Find how many lines of the listing below include the word "ylabel", then report the number by itself.

(Items from a figure collection)
========================================

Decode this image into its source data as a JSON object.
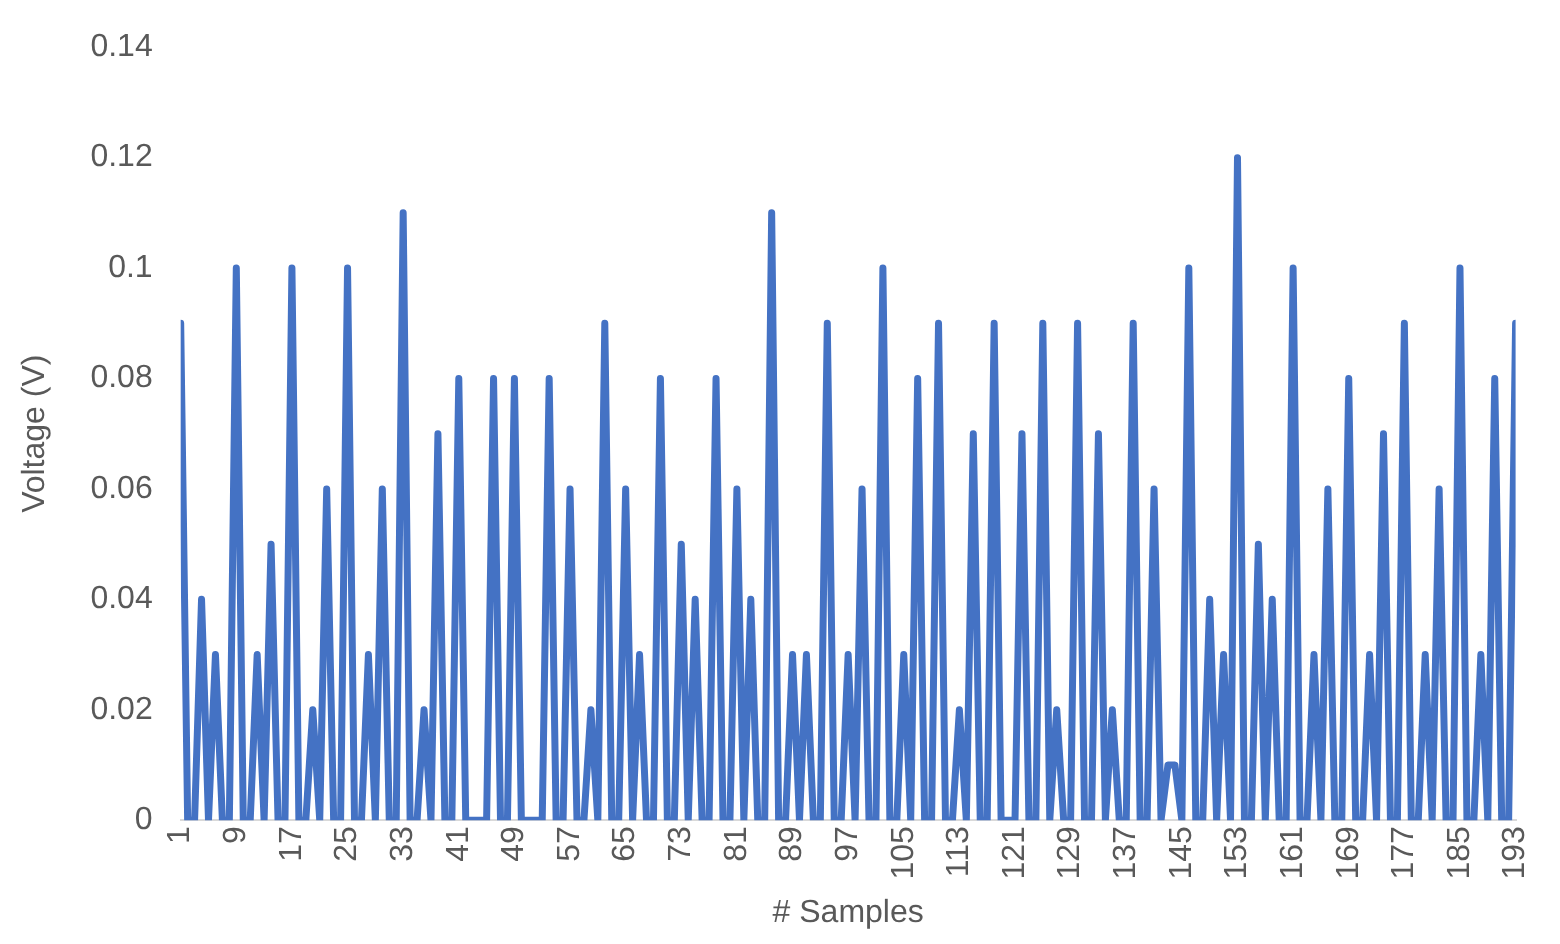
{
  "chart_data": {
    "type": "line",
    "xlabel": "# Samples",
    "ylabel": "Voltage (V)",
    "color": "#4472c4",
    "x": [
      1,
      2,
      3,
      4,
      5,
      6,
      7,
      8,
      9,
      10,
      11,
      12,
      13,
      14,
      15,
      16,
      17,
      18,
      19,
      20,
      21,
      22,
      23,
      24,
      25,
      26,
      27,
      28,
      29,
      30,
      31,
      32,
      33,
      34,
      35,
      36,
      37,
      38,
      39,
      40,
      41,
      42,
      43,
      44,
      45,
      46,
      47,
      48,
      49,
      50,
      51,
      52,
      53,
      54,
      55,
      56,
      57,
      58,
      59,
      60,
      61,
      62,
      63,
      64,
      65,
      66,
      67,
      68,
      69,
      70,
      71,
      72,
      73,
      74,
      75,
      76,
      77,
      78,
      79,
      80,
      81,
      82,
      83,
      84,
      85,
      86,
      87,
      88,
      89,
      90,
      91,
      92,
      93,
      94,
      95,
      96,
      97,
      98,
      99,
      100,
      101,
      102,
      103,
      104,
      105,
      106,
      107,
      108,
      109,
      110,
      111,
      112,
      113,
      114,
      115,
      116,
      117,
      118,
      119,
      120,
      121,
      122,
      123,
      124,
      125,
      126,
      127,
      128,
      129,
      130,
      131,
      132,
      133,
      134,
      135,
      136,
      137,
      138,
      139,
      140,
      141,
      142,
      143,
      144,
      145,
      146,
      147,
      148,
      149,
      150,
      151,
      152,
      153,
      154,
      155,
      156,
      157,
      158,
      159,
      160,
      161,
      162,
      163,
      164,
      165,
      166,
      167,
      168,
      169,
      170,
      171,
      172,
      173,
      174,
      175,
      176,
      177,
      178,
      179,
      180,
      181,
      182,
      183,
      184,
      185,
      186,
      187,
      188,
      189,
      190,
      191,
      192,
      193
    ],
    "values": [
      0.09,
      0,
      0,
      0.04,
      0,
      0.03,
      0,
      0,
      0.1,
      0,
      0,
      0.03,
      0,
      0.05,
      0,
      0,
      0.1,
      0,
      0,
      0.02,
      0,
      0.06,
      0,
      0,
      0.1,
      0,
      0,
      0.03,
      0,
      0.06,
      0,
      0,
      0.11,
      0,
      0,
      0.02,
      0,
      0.07,
      0,
      0,
      0.08,
      0,
      0,
      0,
      0,
      0.08,
      0,
      0,
      0.08,
      0,
      0,
      0,
      0,
      0.08,
      0,
      0,
      0.06,
      0,
      0,
      0.02,
      0,
      0.09,
      0,
      0,
      0.06,
      0,
      0.03,
      0,
      0,
      0.08,
      0,
      0,
      0.05,
      0,
      0.04,
      0,
      0,
      0.08,
      0,
      0,
      0.06,
      0,
      0.04,
      0,
      0,
      0.11,
      0,
      0,
      0.03,
      0,
      0.03,
      0,
      0,
      0.09,
      0,
      0,
      0.03,
      0,
      0.06,
      0,
      0,
      0.1,
      0,
      0,
      0.03,
      0,
      0.08,
      0,
      0,
      0.09,
      0,
      0,
      0.02,
      0,
      0.07,
      0,
      0,
      0.09,
      0,
      0,
      0,
      0.07,
      0,
      0,
      0.09,
      0,
      0.02,
      0,
      0,
      0.09,
      0,
      0,
      0.07,
      0,
      0.02,
      0,
      0,
      0.09,
      0,
      0,
      0.06,
      0,
      0.01,
      0.01,
      0,
      0.1,
      0,
      0,
      0.04,
      0,
      0.03,
      0,
      0.12,
      0,
      0,
      0.05,
      0,
      0.04,
      0,
      0,
      0.1,
      0,
      0,
      0.03,
      0,
      0.06,
      0,
      0,
      0.08,
      0,
      0,
      0.03,
      0,
      0.07,
      0,
      0,
      0.09,
      0,
      0,
      0.03,
      0,
      0.06,
      0,
      0,
      0.1,
      0,
      0,
      0.03,
      0,
      0.08,
      0,
      0,
      0.09
    ],
    "xlim": [
      1,
      193
    ],
    "xticks": [
      1,
      9,
      17,
      25,
      33,
      41,
      49,
      57,
      65,
      73,
      81,
      89,
      97,
      105,
      113,
      121,
      129,
      137,
      145,
      153,
      161,
      169,
      177,
      185,
      193
    ],
    "ylim": [
      0,
      0.14
    ],
    "yticks": [
      0,
      0.02,
      0.04,
      0.06,
      0.08,
      0.1,
      0.12,
      0.14
    ]
  }
}
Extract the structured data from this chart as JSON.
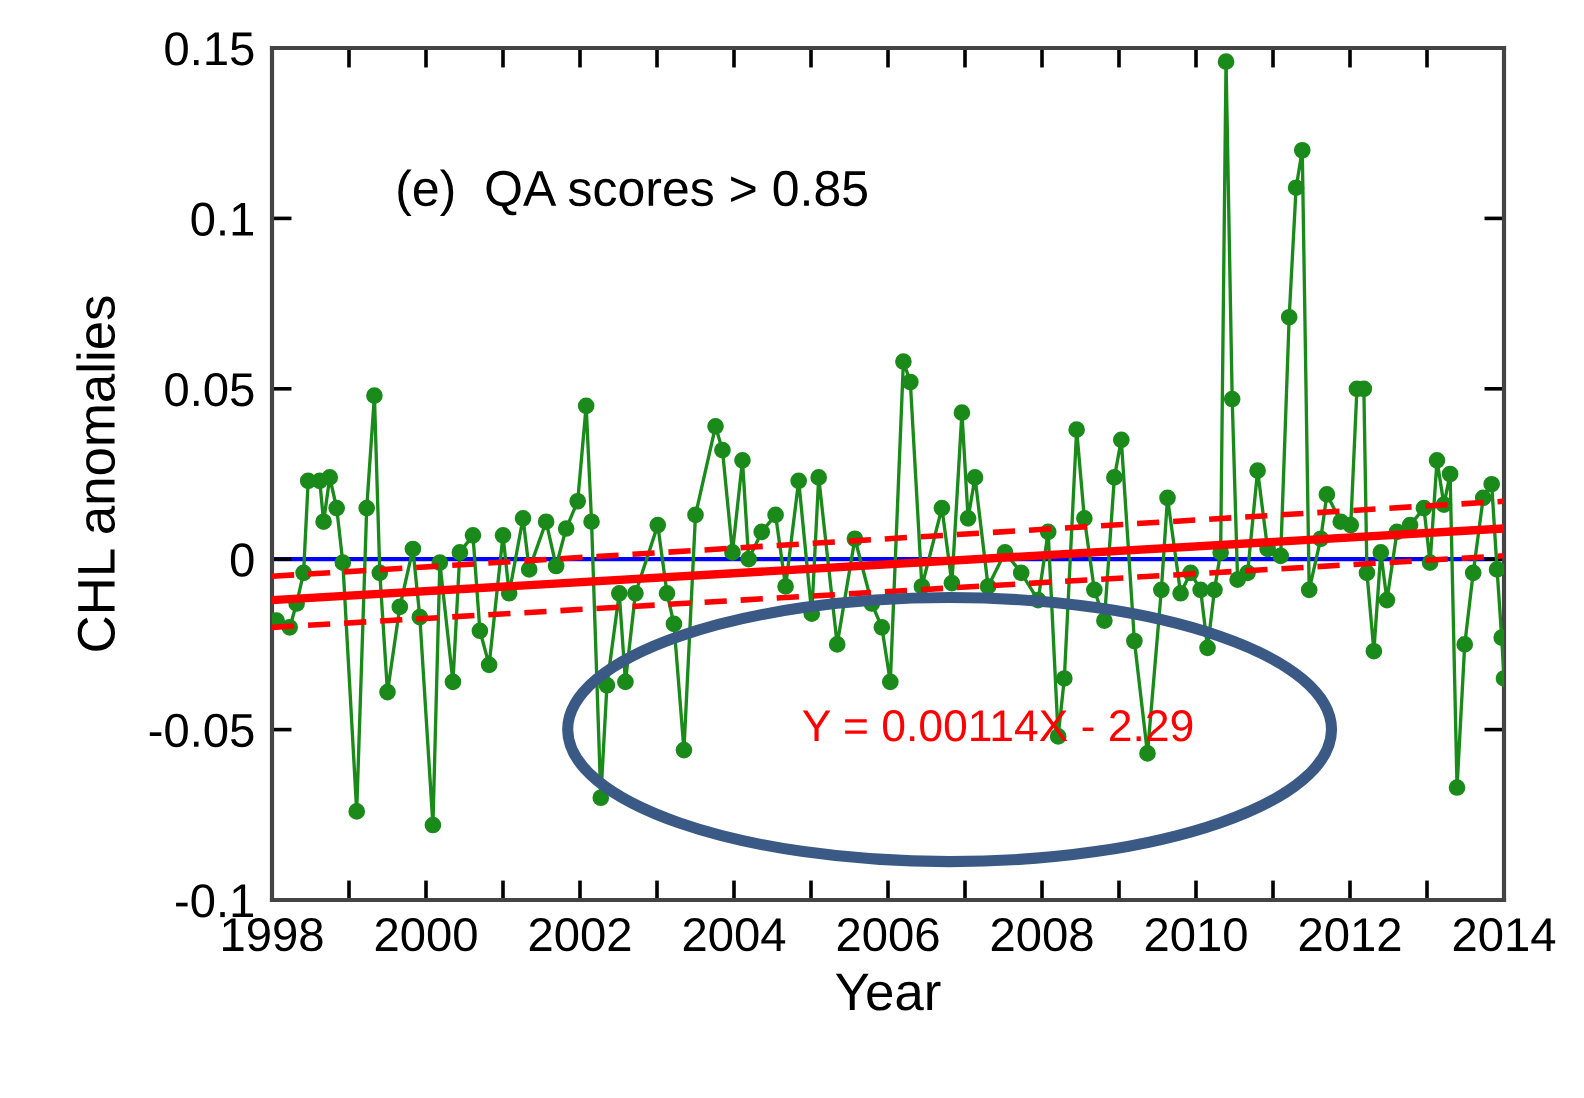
{
  "chart_data": {
    "type": "line",
    "xlabel": "Year",
    "ylabel": "CHL anomalies",
    "annotations": [
      "(e)  QA scores > 0.85",
      "Y = 0.00114X - 2.29"
    ],
    "xlim": [
      1998,
      2014
    ],
    "ylim": [
      -0.1,
      0.15
    ],
    "xticks": [
      1998,
      {
        "value": 1999,
        "label": null
      },
      2000,
      {
        "value": 2001,
        "label": null
      },
      2002,
      {
        "value": 2003,
        "label": null
      },
      2004,
      {
        "value": 2005,
        "label": null
      },
      2006,
      {
        "value": 2007,
        "label": null
      },
      2008,
      {
        "value": 2009,
        "label": null
      },
      2010,
      {
        "value": 2011,
        "label": null
      },
      2012,
      {
        "value": 2013,
        "label": null
      },
      2014
    ],
    "yticks": [
      -0.1,
      -0.05,
      0,
      0.05,
      0.1,
      0.15
    ],
    "grid": false,
    "legend": false,
    "ref_lines": [
      {
        "axis": "y",
        "value": 0,
        "color": "#0000ff",
        "line_style": "solid"
      }
    ],
    "series": [
      {
        "color": "#1a8a1a",
        "marker": "circle",
        "line_style": "solid",
        "x": [
          1998.06,
          1998.23,
          1998.32,
          1998.41,
          1998.47,
          1998.62,
          1998.67,
          1998.75,
          1998.84,
          1998.92,
          1999.1,
          1999.23,
          1999.33,
          1999.4,
          1999.5,
          1999.66,
          1999.83,
          1999.92,
          2000.09,
          2000.18,
          2000.35,
          2000.44,
          2000.61,
          2000.7,
          2000.82,
          2001.0,
          2001.08,
          2001.26,
          2001.34,
          2001.56,
          2001.69,
          2001.82,
          2001.97,
          2002.08,
          2002.15,
          2002.27,
          2002.35,
          2002.51,
          2002.59,
          2002.72,
          2003.01,
          2003.13,
          2003.22,
          2003.35,
          2003.5,
          2003.76,
          2003.85,
          2003.98,
          2004.11,
          2004.19,
          2004.36,
          2004.54,
          2004.67,
          2004.84,
          2005.01,
          2005.1,
          2005.34,
          2005.57,
          2005.79,
          2005.92,
          2006.03,
          2006.2,
          2006.29,
          2006.44,
          2006.7,
          2006.83,
          2006.96,
          2007.04,
          2007.13,
          2007.3,
          2007.52,
          2007.73,
          2007.95,
          2008.08,
          2008.21,
          2008.29,
          2008.45,
          2008.55,
          2008.68,
          2008.81,
          2008.94,
          2009.03,
          2009.2,
          2009.37,
          2009.55,
          2009.63,
          2009.8,
          2009.93,
          2010.06,
          2010.15,
          2010.24,
          2010.32,
          2010.39,
          2010.47,
          2010.54,
          2010.67,
          2010.8,
          2010.93,
          2011.1,
          2011.21,
          2011.3,
          2011.38,
          2011.47,
          2011.62,
          2011.7,
          2011.88,
          2012.01,
          2012.09,
          2012.18,
          2012.22,
          2012.31,
          2012.4,
          2012.48,
          2012.61,
          2012.78,
          2012.96,
          2013.04,
          2013.13,
          2013.22,
          2013.3,
          2013.39,
          2013.49,
          2013.6,
          2013.73,
          2013.84,
          2013.91,
          2013.97,
          2014.0
        ],
        "values": [
          -0.018,
          -0.02,
          -0.013,
          -0.004,
          0.023,
          0.023,
          0.011,
          0.024,
          0.015,
          -0.001,
          -0.074,
          0.015,
          0.048,
          -0.004,
          -0.039,
          -0.014,
          0.003,
          -0.017,
          -0.078,
          -0.001,
          -0.036,
          0.002,
          0.007,
          -0.021,
          -0.031,
          0.007,
          -0.01,
          0.012,
          -0.003,
          0.011,
          -0.002,
          0.009,
          0.017,
          0.045,
          0.011,
          -0.07,
          -0.037,
          -0.01,
          -0.036,
          -0.01,
          0.01,
          -0.01,
          -0.019,
          -0.056,
          0.013,
          0.039,
          0.032,
          0.002,
          0.029,
          0.0,
          0.008,
          0.013,
          -0.008,
          0.023,
          -0.016,
          0.024,
          -0.025,
          0.006,
          -0.013,
          -0.02,
          -0.036,
          0.058,
          0.052,
          -0.008,
          0.015,
          -0.007,
          0.043,
          0.012,
          0.024,
          -0.008,
          0.002,
          -0.004,
          -0.012,
          0.008,
          -0.052,
          -0.035,
          0.038,
          0.012,
          -0.009,
          -0.018,
          0.024,
          0.035,
          -0.024,
          -0.057,
          -0.009,
          0.018,
          -0.01,
          -0.004,
          -0.009,
          -0.026,
          -0.009,
          0.002,
          0.146,
          0.047,
          -0.006,
          -0.004,
          0.026,
          0.003,
          0.001,
          0.071,
          0.109,
          0.12,
          -0.009,
          0.006,
          0.019,
          0.011,
          0.01,
          0.05,
          0.05,
          -0.004,
          -0.027,
          0.002,
          -0.012,
          0.008,
          0.01,
          0.015,
          -0.001,
          0.029,
          0.016,
          0.025,
          -0.067,
          -0.025,
          -0.004,
          0.018,
          0.022,
          -0.003,
          -0.023,
          -0.035
        ]
      },
      {
        "color": "#ff0000",
        "marker": "none",
        "line_style": "solid",
        "x": [
          1998,
          2014
        ],
        "values": [
          -0.012,
          0.009
        ]
      },
      {
        "color": "#ff0000",
        "marker": "none",
        "line_style": "dashed",
        "x": [
          1998,
          2014
        ],
        "values": [
          -0.02,
          0.001
        ]
      },
      {
        "color": "#ff0000",
        "marker": "none",
        "line_style": "dashed",
        "x": [
          1998,
          2014
        ],
        "values": [
          -0.005,
          0.017
        ]
      }
    ]
  }
}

========================================

Solution for this exercise: 2